All of the records below should be output exactly.

Stored data:
++++++++++

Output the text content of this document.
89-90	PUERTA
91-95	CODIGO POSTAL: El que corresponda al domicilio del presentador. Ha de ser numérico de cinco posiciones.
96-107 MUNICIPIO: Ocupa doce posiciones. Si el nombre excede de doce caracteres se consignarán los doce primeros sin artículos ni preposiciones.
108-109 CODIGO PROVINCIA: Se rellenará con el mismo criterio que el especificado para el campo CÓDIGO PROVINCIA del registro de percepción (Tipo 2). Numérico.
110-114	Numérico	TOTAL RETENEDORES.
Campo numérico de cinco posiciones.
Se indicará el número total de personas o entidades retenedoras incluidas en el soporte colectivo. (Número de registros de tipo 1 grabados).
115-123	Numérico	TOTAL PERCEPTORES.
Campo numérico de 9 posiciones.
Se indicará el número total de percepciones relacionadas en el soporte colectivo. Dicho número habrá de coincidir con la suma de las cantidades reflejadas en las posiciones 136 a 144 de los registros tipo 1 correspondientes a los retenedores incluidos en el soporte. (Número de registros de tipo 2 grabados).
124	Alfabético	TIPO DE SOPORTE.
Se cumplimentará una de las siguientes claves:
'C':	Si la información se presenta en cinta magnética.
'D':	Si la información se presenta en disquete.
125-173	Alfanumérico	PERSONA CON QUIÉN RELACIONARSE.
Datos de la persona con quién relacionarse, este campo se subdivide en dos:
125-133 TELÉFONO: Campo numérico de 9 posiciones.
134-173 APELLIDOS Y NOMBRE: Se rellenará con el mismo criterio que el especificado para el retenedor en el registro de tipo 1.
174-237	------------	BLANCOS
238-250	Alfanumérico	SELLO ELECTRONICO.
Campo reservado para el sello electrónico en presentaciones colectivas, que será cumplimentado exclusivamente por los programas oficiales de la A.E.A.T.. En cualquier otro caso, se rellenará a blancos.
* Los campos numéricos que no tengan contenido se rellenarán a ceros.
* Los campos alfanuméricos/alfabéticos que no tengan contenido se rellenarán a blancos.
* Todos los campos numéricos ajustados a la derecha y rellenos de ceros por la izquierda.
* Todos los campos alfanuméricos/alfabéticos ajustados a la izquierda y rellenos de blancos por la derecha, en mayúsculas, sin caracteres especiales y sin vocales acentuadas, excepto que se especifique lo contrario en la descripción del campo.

++++++++++

**Output for this exercise:**
Output the text content of this document.
89-90	PUERTA
91-95	CODIGO POSTAL: El que corresponda al domicilio del presentador. Ha de ser numérico de cinco posiciones.
96-107 MUNICIPIO: Ocupa doce posiciones. Si el nombre excede de doce caracteres se consignarán los doce primeros sin artículos ni preposiciones.
108-109 CODIGO PROVINCIA: Se rellenará con el mismo criterio que el especificado para el campo CÓDIGO PROVINCIA del registro de percepción (Tipo 2). Numérico.
110-114	Numérico	TOTAL RETENEDORES.
Campo numérico de cinco posiciones.
Se indicará el número total de personas o entidades retenedoras incluidas en el soporte colectivo. (Número de registros de tipo 1 grabados).
115-123	Numérico	TOTAL PERCEPTORES.
Campo numérico de 9 posiciones.
Se indicará el número total de percepciones relacionadas en el soporte colectivo. Dicho número habrá de coincidir con la suma de las cantidades reflejadas en las posiciones 136 a 144 de los registros tipo 1 correspondientes a los retenedores incluidos en el soporte. (Número de registros de tipo 2 grabados).
124	Alfabético	TIPO DE SOPORTE.
Se cumplimentará una de las siguientes claves:
'C':	Si la información se presenta en cinta magnética.
'D':	Si la información se presenta en disquete.
125-173	Alfanumérico	PERSONA CON QUIÉN RELACIONARSE.
Datos de la persona con quién relacionarse, este campo se subdivide en dos:
125-133 TELÉFONO: Campo numérico de 9 posiciones.
134-173 APELLIDOS Y NOMBRE: Se rellenará con el mismo criterio que el especificado para el retenedor en el registro de tipo 1.
174-237	------------	BLANCOS
238-250	Alfanumérico	SELLO ELECTRONICO.
Campo reservado para el sello electrónico en presentaciones colectivas, que será cumplimentado exclusivamente por los programas oficiales de la A.E.A.T.. En cualquier otro caso, se rellenará a blancos.
* Los campos numéricos que no tengan contenido se rellenarán a ceros.
* Los campos alfanuméricos/alfabéticos que no tengan contenido se rellenarán a blancos.
* Todos los campos numéricos ajustados a la derecha y rellenos de ceros por la izquierda.
* Todos los campos alfanuméricos/alfabéticos ajustados a la izquierda y rellenos de blancos por la derecha, en mayúsculas, sin caracteres especiales y sin vocales acentuadas, excepto que se especifique lo contrario en la descripción del campo.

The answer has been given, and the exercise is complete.